TASK STATEMENT ▸
Write out everything from the start of the records down to the line containing "- text-line: nutno, veškeré", substituting "Beatrix" for "Beatriz" and leaving all else unchanged.

SOURCE DATA ▸

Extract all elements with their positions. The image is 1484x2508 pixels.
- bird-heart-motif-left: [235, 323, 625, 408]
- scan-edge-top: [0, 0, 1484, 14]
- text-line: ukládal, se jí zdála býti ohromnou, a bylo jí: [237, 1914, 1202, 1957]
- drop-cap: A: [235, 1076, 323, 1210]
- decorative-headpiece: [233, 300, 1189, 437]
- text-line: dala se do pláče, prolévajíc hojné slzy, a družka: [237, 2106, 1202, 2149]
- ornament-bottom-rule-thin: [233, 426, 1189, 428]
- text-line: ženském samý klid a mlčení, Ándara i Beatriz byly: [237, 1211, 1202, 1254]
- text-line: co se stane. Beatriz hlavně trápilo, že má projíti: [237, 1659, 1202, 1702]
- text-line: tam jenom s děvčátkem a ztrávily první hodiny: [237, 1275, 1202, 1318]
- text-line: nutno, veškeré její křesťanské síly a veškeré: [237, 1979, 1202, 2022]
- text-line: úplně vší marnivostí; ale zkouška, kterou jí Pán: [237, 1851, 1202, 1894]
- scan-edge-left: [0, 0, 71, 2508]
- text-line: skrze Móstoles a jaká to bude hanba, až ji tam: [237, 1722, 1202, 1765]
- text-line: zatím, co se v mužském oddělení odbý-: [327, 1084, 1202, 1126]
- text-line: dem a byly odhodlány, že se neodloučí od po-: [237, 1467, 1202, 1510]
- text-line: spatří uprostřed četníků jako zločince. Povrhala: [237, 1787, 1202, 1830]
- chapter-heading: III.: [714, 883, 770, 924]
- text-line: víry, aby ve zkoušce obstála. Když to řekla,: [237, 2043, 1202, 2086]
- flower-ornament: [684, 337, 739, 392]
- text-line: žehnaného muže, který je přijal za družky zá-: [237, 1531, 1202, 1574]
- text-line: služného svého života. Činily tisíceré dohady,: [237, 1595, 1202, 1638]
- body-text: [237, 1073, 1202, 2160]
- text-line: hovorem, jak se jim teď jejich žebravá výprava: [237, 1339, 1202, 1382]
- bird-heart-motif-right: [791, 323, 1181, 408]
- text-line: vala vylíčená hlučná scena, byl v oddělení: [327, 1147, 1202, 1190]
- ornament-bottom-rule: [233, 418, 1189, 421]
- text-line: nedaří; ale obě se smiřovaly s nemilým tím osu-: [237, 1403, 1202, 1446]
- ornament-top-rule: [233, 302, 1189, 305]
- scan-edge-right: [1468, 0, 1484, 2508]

TASK OUTPUT ▸
Extract all elements with their positions. The image is 1484x2508 pixels.
- bird-heart-motif-left: [235, 323, 625, 408]
- scan-edge-top: [0, 0, 1484, 14]
- text-line: ukládal, se jí zdála býti ohromnou, a bylo jí: [237, 1914, 1202, 1957]
- drop-cap: A: [235, 1076, 323, 1210]
- decorative-headpiece: [233, 300, 1189, 437]
- text-line: dala se do pláče, prolévajíc hojné slzy, a družka: [237, 2106, 1202, 2149]
- ornament-bottom-rule-thin: [233, 426, 1189, 428]
- text-line: ženském samý klid a mlčení, Ándara i Beatrix byly: [237, 1211, 1202, 1254]
- text-line: co se stane. Beatrix hlavně trápilo, že má projíti: [237, 1659, 1202, 1702]
- text-line: tam jenom s děvčátkem a ztrávily první hodiny: [237, 1275, 1202, 1318]
- text-line: nutno, veškeré její křesťanské síly a veškeré: [237, 1979, 1202, 2022]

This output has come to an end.